### WHAT YOU WILL DO:
Copy every line of the following data that includes the string "杭州博信软件有限公司".

Stored records:

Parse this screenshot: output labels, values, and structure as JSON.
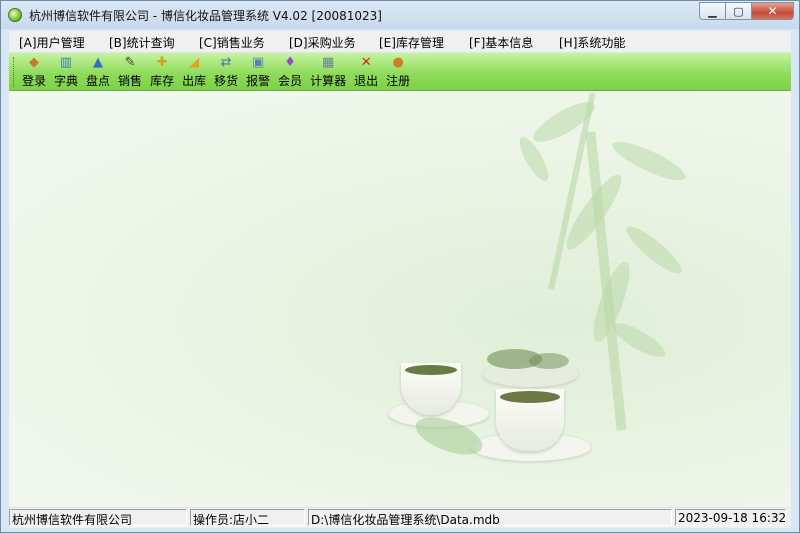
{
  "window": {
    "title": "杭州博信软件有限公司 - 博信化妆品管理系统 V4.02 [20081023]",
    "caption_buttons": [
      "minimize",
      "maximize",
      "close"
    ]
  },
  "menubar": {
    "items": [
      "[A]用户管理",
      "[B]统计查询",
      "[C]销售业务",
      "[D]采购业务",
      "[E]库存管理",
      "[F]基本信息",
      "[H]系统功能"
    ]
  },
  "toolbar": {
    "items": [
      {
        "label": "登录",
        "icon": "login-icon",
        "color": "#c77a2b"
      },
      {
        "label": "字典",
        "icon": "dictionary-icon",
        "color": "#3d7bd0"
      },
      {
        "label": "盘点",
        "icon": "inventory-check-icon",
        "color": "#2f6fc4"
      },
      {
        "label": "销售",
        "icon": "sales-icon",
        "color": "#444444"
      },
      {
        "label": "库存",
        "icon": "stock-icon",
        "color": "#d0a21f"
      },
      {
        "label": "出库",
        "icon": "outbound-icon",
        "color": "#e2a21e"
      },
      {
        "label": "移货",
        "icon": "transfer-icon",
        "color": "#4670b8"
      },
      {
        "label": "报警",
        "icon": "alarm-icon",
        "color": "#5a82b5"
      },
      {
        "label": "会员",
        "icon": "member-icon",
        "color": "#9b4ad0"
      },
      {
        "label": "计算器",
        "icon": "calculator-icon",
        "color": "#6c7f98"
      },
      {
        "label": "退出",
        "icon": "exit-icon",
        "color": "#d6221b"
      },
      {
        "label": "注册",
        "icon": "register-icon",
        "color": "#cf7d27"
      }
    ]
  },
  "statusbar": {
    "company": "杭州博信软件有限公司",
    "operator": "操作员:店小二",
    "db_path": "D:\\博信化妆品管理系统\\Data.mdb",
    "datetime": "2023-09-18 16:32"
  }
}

* * *

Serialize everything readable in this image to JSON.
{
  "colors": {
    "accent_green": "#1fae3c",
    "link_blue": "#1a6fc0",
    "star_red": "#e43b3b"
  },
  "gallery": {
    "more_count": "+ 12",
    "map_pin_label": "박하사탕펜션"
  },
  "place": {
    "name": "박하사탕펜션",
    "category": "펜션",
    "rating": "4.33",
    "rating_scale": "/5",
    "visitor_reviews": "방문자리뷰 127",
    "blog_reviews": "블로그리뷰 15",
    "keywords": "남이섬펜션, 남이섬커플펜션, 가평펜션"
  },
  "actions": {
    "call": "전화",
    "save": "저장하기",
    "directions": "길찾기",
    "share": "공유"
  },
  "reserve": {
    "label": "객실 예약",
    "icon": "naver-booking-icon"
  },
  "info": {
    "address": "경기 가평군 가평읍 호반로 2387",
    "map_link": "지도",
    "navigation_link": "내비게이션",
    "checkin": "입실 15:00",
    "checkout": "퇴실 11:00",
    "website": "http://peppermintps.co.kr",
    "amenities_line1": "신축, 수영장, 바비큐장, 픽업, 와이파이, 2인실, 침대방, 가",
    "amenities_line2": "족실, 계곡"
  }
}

### WRITTEN RESPONSE:
    "title": "杭州博信软件有限公司 - 博信化妆品管理系统 V4.02 [20081023]",
    "company": "杭州博信软件有限公司",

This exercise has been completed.